Copy every line of the entries that includes the word "JSON".
:: Record set
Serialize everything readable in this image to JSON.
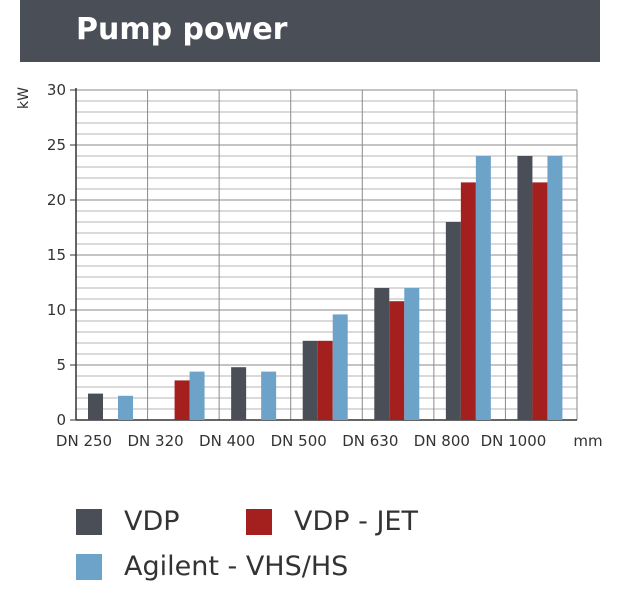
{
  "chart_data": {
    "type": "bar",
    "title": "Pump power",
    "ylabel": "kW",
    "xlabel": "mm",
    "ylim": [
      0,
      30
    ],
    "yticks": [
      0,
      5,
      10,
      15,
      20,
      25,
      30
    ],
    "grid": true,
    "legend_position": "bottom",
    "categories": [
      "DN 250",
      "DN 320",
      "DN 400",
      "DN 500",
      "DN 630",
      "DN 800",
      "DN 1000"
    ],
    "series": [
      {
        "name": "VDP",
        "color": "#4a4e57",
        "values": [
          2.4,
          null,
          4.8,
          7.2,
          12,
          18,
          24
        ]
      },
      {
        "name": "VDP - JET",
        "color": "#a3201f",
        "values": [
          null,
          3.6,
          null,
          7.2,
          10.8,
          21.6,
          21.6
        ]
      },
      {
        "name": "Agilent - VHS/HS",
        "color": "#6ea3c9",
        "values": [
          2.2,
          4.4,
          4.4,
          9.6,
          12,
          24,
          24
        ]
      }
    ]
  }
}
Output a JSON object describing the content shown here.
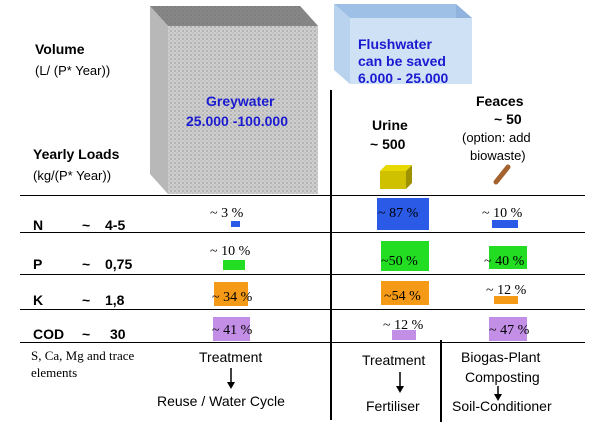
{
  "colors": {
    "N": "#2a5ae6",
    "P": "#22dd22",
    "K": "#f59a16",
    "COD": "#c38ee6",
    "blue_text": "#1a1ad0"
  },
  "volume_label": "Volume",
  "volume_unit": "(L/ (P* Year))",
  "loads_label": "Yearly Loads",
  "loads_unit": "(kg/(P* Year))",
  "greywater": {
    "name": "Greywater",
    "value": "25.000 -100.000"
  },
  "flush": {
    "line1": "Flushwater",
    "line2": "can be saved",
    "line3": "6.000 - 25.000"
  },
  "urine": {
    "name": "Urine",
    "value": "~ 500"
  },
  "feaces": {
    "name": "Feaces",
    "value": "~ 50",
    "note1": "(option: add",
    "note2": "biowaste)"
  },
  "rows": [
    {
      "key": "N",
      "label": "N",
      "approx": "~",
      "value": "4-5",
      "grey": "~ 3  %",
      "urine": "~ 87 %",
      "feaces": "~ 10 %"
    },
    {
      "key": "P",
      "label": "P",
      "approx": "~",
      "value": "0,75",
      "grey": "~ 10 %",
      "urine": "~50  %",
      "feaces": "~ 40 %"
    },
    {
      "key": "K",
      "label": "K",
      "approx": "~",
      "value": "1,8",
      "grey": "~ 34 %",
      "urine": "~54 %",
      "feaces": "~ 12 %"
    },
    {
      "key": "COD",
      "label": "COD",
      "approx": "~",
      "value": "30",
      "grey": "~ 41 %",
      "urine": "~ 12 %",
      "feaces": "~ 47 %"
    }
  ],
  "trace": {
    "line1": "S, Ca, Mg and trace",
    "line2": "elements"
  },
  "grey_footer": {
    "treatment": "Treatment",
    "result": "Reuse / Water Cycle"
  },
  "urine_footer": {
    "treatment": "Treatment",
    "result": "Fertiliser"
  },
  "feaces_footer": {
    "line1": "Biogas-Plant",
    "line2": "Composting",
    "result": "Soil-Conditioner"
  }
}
::::
:: Record set
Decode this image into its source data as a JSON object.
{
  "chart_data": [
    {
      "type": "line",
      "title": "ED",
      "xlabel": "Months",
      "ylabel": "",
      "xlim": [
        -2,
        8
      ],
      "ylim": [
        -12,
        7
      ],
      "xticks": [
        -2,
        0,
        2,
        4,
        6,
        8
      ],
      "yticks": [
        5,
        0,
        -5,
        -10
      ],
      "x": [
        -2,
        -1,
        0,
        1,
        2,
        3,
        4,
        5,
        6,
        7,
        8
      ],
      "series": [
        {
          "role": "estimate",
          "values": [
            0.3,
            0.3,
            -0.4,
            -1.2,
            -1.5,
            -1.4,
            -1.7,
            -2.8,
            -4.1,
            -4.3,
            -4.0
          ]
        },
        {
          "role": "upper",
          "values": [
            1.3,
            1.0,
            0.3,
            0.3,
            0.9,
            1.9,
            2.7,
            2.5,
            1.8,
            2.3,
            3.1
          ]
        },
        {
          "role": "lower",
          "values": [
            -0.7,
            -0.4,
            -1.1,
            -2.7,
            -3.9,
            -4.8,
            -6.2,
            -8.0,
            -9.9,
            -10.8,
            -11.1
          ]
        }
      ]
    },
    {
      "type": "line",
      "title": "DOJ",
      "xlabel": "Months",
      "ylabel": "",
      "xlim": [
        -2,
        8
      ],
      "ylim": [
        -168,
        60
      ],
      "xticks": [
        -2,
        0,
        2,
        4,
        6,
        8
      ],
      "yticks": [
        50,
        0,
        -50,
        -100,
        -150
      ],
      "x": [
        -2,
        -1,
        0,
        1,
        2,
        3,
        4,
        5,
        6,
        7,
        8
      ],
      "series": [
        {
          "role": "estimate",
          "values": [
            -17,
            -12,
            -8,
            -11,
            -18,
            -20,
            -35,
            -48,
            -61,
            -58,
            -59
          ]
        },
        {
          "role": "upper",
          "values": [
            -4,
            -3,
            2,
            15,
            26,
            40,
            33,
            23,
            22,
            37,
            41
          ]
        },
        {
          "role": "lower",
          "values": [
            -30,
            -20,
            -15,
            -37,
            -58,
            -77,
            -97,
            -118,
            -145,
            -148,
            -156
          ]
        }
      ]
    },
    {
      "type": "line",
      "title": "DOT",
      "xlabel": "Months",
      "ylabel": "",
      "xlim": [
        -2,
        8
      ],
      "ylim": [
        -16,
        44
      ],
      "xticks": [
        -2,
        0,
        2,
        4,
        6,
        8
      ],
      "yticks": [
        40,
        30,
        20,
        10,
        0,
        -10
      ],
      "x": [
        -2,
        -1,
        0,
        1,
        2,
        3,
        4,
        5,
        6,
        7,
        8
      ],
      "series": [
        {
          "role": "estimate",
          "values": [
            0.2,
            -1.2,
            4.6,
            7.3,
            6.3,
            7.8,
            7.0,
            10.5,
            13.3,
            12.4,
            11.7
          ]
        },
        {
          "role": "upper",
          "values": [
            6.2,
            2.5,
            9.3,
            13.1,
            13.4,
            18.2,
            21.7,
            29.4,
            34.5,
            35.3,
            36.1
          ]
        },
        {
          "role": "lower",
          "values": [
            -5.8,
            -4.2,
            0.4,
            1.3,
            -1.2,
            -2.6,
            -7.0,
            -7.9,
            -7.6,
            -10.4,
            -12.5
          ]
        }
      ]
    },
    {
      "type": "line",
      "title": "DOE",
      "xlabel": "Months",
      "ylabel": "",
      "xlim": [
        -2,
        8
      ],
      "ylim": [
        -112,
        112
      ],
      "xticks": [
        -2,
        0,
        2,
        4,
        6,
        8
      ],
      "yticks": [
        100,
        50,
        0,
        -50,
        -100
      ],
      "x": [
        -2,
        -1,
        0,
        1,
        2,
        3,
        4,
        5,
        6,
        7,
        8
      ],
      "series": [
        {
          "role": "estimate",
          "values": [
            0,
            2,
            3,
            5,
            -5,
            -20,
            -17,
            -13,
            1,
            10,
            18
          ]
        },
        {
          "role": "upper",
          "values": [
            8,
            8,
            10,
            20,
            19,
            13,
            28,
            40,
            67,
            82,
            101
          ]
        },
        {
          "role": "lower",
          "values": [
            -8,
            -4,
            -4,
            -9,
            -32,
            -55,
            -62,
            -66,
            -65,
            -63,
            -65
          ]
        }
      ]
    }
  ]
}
::::
● Result of this exercise:
Serialize everything readable in this image to JSON.
Output a JSON object describing the content shown here.
Decode this image into its source data as a JSON object.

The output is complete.